* [What this task involves]: Don't copy the pictures; return every other part of the records exactly.

— begin —

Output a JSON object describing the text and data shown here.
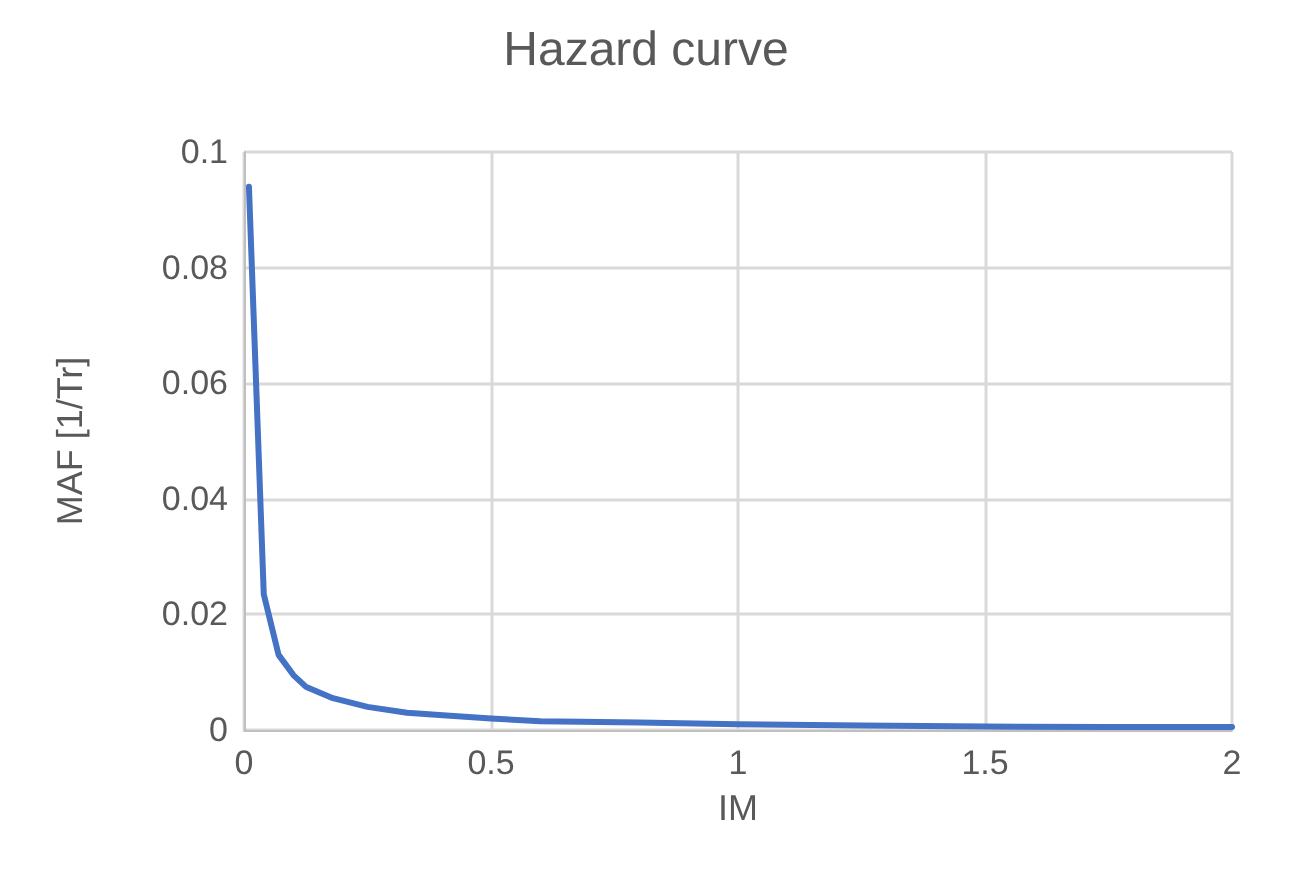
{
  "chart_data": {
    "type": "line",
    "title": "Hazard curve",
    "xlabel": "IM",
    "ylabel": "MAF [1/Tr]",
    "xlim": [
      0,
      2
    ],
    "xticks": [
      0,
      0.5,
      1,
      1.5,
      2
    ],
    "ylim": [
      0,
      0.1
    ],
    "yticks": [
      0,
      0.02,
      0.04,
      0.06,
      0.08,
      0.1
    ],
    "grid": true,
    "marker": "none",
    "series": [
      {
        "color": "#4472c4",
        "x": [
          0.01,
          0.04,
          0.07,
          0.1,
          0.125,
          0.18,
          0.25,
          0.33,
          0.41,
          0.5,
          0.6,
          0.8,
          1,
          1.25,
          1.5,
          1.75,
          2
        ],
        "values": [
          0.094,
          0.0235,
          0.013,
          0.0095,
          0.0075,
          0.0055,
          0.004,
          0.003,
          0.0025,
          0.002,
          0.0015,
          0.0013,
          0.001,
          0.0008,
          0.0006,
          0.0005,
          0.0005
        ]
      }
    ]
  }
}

— end —

* [Finished exercise]:
Output a JSON object describing the text and data shown here.
{
  "chart_data": {
    "type": "line",
    "title": "Hazard curve",
    "xlabel": "IM",
    "ylabel": "MAF [1/Tr]",
    "xlim": [
      0,
      2
    ],
    "xticks": [
      0,
      0.5,
      1,
      1.5,
      2
    ],
    "ylim": [
      0,
      0.1
    ],
    "yticks": [
      0,
      0.02,
      0.04,
      0.06,
      0.08,
      0.1
    ],
    "grid": true,
    "marker": "none",
    "series": [
      {
        "color": "#4472c4",
        "x": [
          0.01,
          0.04,
          0.07,
          0.1,
          0.125,
          0.18,
          0.25,
          0.33,
          0.41,
          0.5,
          0.6,
          0.8,
          1,
          1.25,
          1.5,
          1.75,
          2
        ],
        "values": [
          0.094,
          0.0235,
          0.013,
          0.0095,
          0.0075,
          0.0055,
          0.004,
          0.003,
          0.0025,
          0.002,
          0.0015,
          0.0013,
          0.001,
          0.0008,
          0.0006,
          0.0005,
          0.0005
        ]
      }
    ]
  }
}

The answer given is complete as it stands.